## Problem
Find each line with the string "about" and report it.

## The records
**********

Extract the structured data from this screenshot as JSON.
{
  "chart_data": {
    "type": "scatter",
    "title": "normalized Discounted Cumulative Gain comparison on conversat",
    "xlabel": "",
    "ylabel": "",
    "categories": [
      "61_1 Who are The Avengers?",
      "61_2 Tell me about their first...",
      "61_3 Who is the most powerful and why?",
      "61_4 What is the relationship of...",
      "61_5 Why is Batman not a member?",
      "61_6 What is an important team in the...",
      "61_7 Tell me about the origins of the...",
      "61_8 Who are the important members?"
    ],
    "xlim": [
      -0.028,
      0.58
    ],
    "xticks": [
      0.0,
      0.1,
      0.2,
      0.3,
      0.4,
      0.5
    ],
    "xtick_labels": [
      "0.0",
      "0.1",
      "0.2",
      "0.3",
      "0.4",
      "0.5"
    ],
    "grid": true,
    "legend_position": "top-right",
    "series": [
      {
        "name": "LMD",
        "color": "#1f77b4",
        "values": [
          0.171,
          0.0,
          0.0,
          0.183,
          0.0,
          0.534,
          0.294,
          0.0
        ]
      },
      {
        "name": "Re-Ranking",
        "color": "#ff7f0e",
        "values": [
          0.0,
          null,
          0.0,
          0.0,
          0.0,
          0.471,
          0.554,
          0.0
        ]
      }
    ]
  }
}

**********

## Final answer
      "61_2 Tell me about their first...",
      "61_7 Tell me about the origins of the...",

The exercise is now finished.